Each line containing the word "Umbenennen" must be reported.
******
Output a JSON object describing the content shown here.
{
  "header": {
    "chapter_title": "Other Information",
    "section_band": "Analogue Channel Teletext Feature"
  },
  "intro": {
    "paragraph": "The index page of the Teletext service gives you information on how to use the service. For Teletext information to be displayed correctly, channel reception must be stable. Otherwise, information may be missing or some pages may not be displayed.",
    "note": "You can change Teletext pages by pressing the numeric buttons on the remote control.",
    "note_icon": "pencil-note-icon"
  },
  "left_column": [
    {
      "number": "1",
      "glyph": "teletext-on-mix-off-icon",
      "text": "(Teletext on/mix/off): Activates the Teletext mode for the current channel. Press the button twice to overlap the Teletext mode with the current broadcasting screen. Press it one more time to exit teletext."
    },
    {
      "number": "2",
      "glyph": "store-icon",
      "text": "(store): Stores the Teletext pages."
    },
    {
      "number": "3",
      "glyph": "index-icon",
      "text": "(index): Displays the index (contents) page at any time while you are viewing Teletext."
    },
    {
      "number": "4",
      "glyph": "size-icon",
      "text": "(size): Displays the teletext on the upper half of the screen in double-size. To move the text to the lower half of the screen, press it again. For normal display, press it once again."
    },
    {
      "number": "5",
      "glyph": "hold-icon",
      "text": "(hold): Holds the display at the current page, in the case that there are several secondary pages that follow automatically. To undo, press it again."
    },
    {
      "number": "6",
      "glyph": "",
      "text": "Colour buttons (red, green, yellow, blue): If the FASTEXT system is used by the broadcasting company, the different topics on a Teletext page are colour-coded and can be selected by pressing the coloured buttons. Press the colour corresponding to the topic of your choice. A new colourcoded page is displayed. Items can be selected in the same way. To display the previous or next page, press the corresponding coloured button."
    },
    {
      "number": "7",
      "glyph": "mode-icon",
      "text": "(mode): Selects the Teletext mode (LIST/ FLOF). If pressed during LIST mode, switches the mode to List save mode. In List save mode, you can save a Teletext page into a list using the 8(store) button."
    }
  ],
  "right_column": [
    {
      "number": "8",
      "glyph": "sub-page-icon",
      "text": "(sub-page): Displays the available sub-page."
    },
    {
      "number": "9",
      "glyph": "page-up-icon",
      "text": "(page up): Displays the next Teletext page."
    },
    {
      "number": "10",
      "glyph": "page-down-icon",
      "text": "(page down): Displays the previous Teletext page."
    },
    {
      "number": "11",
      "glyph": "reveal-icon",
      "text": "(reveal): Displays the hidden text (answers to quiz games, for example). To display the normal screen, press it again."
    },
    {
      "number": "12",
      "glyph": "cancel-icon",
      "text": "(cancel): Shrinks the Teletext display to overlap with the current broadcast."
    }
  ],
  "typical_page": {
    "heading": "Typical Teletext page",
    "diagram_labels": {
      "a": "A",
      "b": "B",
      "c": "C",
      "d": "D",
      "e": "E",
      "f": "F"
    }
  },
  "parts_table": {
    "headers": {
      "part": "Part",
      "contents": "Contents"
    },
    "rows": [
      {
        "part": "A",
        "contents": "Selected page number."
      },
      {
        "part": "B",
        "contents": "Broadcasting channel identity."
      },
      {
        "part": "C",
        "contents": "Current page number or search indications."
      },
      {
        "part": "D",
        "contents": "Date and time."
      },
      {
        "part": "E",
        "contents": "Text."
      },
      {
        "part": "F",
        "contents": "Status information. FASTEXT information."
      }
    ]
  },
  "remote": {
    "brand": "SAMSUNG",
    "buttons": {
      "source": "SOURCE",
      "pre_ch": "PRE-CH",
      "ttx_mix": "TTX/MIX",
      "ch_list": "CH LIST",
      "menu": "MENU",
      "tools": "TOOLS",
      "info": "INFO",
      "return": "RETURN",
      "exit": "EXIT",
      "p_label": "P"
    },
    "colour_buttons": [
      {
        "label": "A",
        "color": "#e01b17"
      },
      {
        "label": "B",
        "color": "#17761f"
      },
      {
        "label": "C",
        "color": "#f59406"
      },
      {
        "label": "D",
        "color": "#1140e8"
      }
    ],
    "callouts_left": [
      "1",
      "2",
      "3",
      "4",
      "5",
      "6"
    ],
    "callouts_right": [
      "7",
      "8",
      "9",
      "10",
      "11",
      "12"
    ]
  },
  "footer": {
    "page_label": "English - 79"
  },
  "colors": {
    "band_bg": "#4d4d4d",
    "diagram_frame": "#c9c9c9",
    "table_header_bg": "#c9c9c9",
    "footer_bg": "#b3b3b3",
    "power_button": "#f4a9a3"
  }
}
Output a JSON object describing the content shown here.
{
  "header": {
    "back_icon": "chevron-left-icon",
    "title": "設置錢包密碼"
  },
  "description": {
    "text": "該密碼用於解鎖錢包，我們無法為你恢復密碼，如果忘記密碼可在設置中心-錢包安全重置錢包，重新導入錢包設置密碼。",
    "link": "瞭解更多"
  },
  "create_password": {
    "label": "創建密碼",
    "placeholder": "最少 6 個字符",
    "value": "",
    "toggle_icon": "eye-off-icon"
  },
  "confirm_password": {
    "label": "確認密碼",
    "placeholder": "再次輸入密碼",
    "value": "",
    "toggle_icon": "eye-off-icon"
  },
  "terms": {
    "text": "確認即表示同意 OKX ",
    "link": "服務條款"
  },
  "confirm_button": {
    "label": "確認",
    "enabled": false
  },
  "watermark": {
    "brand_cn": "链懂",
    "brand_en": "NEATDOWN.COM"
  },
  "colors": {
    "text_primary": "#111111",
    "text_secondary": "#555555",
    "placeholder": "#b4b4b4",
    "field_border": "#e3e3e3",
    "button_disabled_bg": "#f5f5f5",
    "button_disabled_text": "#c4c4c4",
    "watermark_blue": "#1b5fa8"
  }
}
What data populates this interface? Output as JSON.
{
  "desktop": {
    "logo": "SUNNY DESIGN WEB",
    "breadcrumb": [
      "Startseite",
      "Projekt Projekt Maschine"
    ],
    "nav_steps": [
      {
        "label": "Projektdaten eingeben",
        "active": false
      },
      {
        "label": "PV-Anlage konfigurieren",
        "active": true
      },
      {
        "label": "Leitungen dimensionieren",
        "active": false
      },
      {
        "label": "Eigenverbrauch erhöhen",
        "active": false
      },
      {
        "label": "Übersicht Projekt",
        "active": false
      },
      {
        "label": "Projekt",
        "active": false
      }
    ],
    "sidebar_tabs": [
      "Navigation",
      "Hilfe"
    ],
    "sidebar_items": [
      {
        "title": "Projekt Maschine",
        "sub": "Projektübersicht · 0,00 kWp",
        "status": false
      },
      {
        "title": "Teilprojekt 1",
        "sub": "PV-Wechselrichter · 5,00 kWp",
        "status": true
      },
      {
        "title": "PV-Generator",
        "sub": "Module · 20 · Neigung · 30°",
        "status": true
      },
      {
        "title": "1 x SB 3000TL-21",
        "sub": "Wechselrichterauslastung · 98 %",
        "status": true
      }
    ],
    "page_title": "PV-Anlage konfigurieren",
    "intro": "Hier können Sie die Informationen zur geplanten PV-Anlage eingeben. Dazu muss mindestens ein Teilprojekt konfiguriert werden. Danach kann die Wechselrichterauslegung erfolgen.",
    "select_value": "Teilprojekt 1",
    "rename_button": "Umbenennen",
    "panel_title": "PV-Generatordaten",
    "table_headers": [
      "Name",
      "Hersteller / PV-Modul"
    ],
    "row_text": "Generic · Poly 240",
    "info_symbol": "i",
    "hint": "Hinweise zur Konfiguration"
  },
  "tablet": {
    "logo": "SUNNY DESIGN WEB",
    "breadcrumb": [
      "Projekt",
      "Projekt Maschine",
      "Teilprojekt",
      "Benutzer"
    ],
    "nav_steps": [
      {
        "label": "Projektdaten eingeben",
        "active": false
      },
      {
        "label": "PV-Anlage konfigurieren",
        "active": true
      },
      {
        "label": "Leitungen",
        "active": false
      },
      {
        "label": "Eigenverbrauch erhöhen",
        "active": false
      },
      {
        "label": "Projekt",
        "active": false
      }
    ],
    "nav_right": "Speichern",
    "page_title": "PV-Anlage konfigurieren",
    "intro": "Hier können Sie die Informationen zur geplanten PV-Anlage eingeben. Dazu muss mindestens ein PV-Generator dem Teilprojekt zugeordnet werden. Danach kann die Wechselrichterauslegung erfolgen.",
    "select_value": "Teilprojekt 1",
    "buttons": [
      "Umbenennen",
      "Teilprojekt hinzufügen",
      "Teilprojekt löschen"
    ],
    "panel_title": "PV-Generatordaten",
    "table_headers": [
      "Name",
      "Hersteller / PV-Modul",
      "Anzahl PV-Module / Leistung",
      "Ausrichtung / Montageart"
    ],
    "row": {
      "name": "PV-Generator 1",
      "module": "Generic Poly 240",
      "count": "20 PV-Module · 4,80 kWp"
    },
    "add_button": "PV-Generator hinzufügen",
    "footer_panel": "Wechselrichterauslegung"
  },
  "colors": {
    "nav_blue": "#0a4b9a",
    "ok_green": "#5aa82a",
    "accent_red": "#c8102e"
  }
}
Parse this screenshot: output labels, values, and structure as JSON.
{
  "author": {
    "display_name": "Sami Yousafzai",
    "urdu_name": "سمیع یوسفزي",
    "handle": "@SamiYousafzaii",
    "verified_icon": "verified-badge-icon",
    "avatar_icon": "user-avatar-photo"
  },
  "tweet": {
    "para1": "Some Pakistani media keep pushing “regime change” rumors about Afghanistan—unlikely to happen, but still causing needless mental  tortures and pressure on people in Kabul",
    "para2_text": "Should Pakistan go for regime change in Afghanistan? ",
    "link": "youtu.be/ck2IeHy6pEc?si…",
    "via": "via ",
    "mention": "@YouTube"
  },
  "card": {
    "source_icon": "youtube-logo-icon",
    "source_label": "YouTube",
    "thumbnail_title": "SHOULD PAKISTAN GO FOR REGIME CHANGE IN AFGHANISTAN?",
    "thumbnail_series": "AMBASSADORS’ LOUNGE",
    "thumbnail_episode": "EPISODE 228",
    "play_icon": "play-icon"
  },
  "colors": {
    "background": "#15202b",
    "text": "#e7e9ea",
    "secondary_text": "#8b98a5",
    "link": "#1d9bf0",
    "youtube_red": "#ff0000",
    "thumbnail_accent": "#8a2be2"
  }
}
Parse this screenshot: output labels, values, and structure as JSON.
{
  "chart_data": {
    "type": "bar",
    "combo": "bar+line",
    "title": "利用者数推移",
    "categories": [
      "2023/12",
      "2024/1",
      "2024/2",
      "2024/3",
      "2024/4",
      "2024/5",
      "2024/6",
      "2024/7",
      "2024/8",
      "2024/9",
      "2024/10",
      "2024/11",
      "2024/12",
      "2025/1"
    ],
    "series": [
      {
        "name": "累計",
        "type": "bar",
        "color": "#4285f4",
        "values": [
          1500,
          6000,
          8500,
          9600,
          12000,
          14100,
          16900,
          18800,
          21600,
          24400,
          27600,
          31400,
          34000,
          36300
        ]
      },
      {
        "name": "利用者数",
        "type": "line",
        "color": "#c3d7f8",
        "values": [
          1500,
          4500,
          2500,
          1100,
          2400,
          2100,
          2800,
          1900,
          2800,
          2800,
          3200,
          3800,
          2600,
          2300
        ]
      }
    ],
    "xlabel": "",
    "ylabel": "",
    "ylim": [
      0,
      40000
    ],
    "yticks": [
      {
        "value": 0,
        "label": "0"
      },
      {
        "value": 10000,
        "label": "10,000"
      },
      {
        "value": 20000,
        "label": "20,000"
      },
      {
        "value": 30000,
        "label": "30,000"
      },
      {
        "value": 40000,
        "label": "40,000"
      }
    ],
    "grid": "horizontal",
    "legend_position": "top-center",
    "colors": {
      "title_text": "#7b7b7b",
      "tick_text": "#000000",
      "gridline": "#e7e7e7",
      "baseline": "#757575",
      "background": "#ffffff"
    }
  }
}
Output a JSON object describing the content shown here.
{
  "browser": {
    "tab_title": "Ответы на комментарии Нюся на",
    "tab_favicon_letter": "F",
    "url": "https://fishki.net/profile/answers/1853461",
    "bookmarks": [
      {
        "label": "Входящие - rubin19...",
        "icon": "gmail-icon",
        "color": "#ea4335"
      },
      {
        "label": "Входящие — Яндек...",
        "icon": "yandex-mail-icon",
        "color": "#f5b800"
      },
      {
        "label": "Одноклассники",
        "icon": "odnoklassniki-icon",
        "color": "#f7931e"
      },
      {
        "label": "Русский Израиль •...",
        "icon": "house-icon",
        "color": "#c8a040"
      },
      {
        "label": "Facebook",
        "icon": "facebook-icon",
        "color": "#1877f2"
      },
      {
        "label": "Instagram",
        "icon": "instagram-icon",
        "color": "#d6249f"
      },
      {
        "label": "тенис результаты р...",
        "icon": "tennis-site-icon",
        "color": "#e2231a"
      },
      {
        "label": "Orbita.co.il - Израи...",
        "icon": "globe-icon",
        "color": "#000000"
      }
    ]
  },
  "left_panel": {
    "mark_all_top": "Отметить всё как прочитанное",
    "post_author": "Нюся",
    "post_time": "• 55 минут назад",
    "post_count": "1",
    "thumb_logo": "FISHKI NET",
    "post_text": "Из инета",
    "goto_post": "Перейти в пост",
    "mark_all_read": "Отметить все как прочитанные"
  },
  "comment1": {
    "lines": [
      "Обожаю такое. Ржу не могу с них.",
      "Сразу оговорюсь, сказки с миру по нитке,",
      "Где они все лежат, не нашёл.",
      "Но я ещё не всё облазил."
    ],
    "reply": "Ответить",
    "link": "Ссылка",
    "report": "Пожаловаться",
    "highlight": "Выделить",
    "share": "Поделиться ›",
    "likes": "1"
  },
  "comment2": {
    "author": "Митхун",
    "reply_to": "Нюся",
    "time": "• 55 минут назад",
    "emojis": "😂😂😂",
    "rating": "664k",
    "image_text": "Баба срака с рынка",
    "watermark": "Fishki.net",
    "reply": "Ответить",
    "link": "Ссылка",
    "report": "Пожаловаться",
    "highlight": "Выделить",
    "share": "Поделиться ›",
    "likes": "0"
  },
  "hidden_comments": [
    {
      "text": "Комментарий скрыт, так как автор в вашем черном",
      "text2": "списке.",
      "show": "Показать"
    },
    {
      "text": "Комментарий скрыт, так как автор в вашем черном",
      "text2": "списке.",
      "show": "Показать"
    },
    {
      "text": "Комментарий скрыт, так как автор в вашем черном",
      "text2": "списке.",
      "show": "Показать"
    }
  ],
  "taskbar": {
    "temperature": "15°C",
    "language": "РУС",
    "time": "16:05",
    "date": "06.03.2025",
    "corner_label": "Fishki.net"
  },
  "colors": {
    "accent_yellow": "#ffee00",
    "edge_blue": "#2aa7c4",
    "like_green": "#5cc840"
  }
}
******
### TASK OUTPUT
    "rename_button": "Umbenennen",
      "Umbenennen",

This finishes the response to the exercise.